Given request:
Give the data again, word for word.

Collected data entries:
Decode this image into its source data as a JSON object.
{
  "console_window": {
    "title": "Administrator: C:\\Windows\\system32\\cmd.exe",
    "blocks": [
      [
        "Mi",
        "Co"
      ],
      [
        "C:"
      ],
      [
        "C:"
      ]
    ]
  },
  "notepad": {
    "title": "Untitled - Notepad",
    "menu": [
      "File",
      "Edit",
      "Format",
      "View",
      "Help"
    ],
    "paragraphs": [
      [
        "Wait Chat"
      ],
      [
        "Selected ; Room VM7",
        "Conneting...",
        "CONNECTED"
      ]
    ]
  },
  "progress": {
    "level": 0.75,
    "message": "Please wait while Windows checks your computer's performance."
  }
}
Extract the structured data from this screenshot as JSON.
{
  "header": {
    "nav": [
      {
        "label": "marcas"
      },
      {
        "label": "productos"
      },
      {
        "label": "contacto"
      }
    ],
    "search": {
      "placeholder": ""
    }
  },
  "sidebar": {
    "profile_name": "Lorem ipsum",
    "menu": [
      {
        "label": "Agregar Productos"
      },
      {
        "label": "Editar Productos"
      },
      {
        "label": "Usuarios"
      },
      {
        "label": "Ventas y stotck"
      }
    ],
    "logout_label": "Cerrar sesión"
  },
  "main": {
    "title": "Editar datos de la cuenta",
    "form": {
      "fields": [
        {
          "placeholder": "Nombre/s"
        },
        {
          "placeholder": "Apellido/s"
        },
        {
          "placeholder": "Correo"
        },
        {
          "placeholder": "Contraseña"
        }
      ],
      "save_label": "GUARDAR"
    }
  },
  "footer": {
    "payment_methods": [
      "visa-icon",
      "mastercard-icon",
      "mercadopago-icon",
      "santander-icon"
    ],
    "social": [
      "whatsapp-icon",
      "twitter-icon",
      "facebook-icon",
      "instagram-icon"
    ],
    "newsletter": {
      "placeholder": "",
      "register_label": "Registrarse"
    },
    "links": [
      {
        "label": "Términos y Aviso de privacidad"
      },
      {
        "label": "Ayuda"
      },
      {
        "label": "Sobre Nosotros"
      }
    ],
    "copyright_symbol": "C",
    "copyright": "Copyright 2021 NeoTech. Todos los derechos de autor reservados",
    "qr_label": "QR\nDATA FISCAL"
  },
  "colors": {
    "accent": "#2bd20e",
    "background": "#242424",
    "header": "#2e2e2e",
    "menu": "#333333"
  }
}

Finished task:
Decode this image into its source data as a JSON object.
{
  "console_window": {
    "title": "Administrator: C:\\Windows\\system32\\cmd.exe",
    "blocks": [
      [
        "Mi",
        "Co"
      ],
      [
        "C:"
      ],
      [
        "C:"
      ]
    ]
  },
  "notepad": {
    "title": "Untitled - Notepad",
    "menu": [
      "File",
      "Edit",
      "Format",
      "View",
      "Help"
    ],
    "paragraphs": [
      [
        "Wait Chat"
      ],
      [
        "Selected ; Room VM7",
        "Conneting...",
        "CONNECTED"
      ]
    ]
  },
  "progress": {
    "level": 0.75,
    "message": "Please wait while Windows checks your computer's performance."
  }
}
Extract the structured data from this screenshot as JSON.
{
  "header": {
    "nav": [
      {
        "label": "marcas"
      },
      {
        "label": "productos"
      },
      {
        "label": "contacto"
      }
    ],
    "search": {
      "placeholder": ""
    }
  },
  "sidebar": {
    "profile_name": "Lorem ipsum",
    "menu": [
      {
        "label": "Agregar Productos"
      },
      {
        "label": "Editar Productos"
      },
      {
        "label": "Usuarios"
      },
      {
        "label": "Ventas y stotck"
      }
    ],
    "logout_label": "Cerrar sesión"
  },
  "main": {
    "title": "Editar datos de la cuenta",
    "form": {
      "fields": [
        {
          "placeholder": "Nombre/s"
        },
        {
          "placeholder": "Apellido/s"
        },
        {
          "placeholder": "Correo"
        },
        {
          "placeholder": "Contraseña"
        }
      ],
      "save_label": "GUARDAR"
    }
  },
  "footer": {
    "payment_methods": [
      "visa-icon",
      "mastercard-icon",
      "mercadopago-icon",
      "santander-icon"
    ],
    "social": [
      "whatsapp-icon",
      "twitter-icon",
      "facebook-icon",
      "instagram-icon"
    ],
    "newsletter": {
      "placeholder": "",
      "register_label": "Registrarse"
    },
    "links": [
      {
        "label": "Términos y Aviso de privacidad"
      },
      {
        "label": "Ayuda"
      },
      {
        "label": "Sobre Nosotros"
      }
    ],
    "copyright_symbol": "C",
    "copyright": "Copyright 2021 NeoTech. Todos los derechos de autor reservados",
    "qr_label": "QR\nDATA FISCAL"
  },
  "colors": {
    "accent": "#2bd20e",
    "background": "#242424",
    "header": "#2e2e2e",
    "menu": "#333333"
  }
}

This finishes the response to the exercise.